Selected extract
[BEGIN]
My complaint about the intro is basically unchanged. Most of the second (formerly third) paragraph is opinion, not fact; I disagree with your opinion and I think most physicists would too. The difference between blocking magnetism and blocking gravity is that there's no magnetic charge, therefore there's no net magnetic flux across the boundary of any region of space, leaving no obvious reason why you couldn't confine a static magnetic field inside the region. There is a net gravitational flux across the boundary of any region that encloses some mass, so you can't prevent the gravitational field lines from escaping unless Gauss's law is wrong. What does "these geometrical solutions always solve to positive solutions" mean? What is a "positive solution"? Does "always" mean "always" or does it mean "except in the cases where it doesn't"? And how do you solve a solution? -- BenRG 16:57, 1 October 2007 (UTC)
Feel free to edit it as you wish. When you're done let me know so we can copy it over ASAP. The current article is in terrible shape, and even "less suckage" would be a major improvement. Maury 19:04, 1 October 2007 (UTC)

(undent) BenRG? Michaelbusch? Any final comments here? I'm going to copy over, so if you have any serious complaints, now is the time to address them. Go nuts on the article, I whipped it up while installing an oven so it's hardly surprising its less than perfect.

BTW Tcisco, I am highly suspect of the B-B ref you recently added. They used a spring scale to measure the weight of an oscillating object, which is absolutely no-no #1 in this field. The only way to be sure these things do anything is to seal them in a vacuum container hung from a string and see if they move then. This would be trivial to do with the experimental setup in question (a capacitor!) and the fact that they didn't attempt this makes me extremely suspect. To add to my concern, the quoted references are a joke -- a desk reference and various UFO enthusiasts?! This appears to be a crap experiment, and I strongly argue for its removal.

Maury 12:29, 2 October 2007 (UTC)

Maury, the B-B references I had recently added to the sand box draft were papers that had been presented to the International Academy of Astronautics (IAA) and the American Institute of Physics (AIP). The IAA was formed by the International Astronautical Federation during their eleventh congressional session in Stockholm, Sweden, in August 16, 1960, and had gained recognition by the United Nations in 1996. Neither the IAA nor the AIP have been regarded as a joke by the aerospace and physics communities. Their publications are reputable. Please note that neither paper in the citation, nor previous ones by Musha in other publications, state a spring balance had been used in the B-B experiments. Their schematics and descriptions use the term electronic balance without citing the product codes and names. The significant issue with the Japanese tests is the insulation. Improperly shield laboratories can adulterate the measurments. Neither recent nor earlier reports evince "crappie experiments." Tcisco 17:43, 2 October 2007 (UTC)
[END]
Stated problem 1
Set out every line of the entries below as a numbered list, skipping blank lines.

Raw records
[BEGIN]
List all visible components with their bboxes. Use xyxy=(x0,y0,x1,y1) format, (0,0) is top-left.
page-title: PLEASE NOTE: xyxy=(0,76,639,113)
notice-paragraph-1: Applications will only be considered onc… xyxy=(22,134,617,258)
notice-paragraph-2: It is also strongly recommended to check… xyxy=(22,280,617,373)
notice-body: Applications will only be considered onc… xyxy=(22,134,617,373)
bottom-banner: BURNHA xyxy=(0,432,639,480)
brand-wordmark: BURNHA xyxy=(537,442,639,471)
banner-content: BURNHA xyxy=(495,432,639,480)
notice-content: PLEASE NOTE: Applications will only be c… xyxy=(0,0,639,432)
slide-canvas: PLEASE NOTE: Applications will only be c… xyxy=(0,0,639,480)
[END]
Stated problem 2
Rewrite the paragraph of the talk-page discussion beginning "BTW Tcisco, I am highly suspect" more briefly, keeping its main facts.

Written response 1
1. List all visible components with their bboxes. Use xyxy=(x0,y0,x1,y1) format, (0,0) is top-left.
2. page-title: PLEASE NOTE: xyxy=(0,76,639,113)
3. notice-paragraph-1: Applications will only be considered onc… xyxy=(22,134,617,258)
4. notice-paragraph-2: It is also strongly recommended to check… xyxy=(22,280,617,373)
5. notice-body: Applications will only be considered onc… xyxy=(22,134,617,373)
6. bottom-banner: BURNHA xyxy=(0,432,639,480)
7. brand-wordmark: BURNHA xyxy=(537,442,639,471)
8. banner-content: BURNHA xyxy=(495,432,639,480)
9. notice-content: PLEASE NOTE: Applications will only be c… xyxy=(0,0,639,432)
10. slide-canvas: PLEASE NOTE: Applications will only be c… xyxy=(0,0,639,480)

Written response 2
Tcisco, I strongly doubt the B-B reference you added. The experimenters weighed an oscillating object with a spring scale, the first thing to avoid in this field. The only sure test is to seal the device in a vacuum container hung from a string and see whether it moves. That would be trivial with their capacitor setup, and their failure to try it makes me very suspicious. The cited references, a desk reference and UFO enthusiasts, add to my concern. It looks like a poor experiment, and I argue for removing it.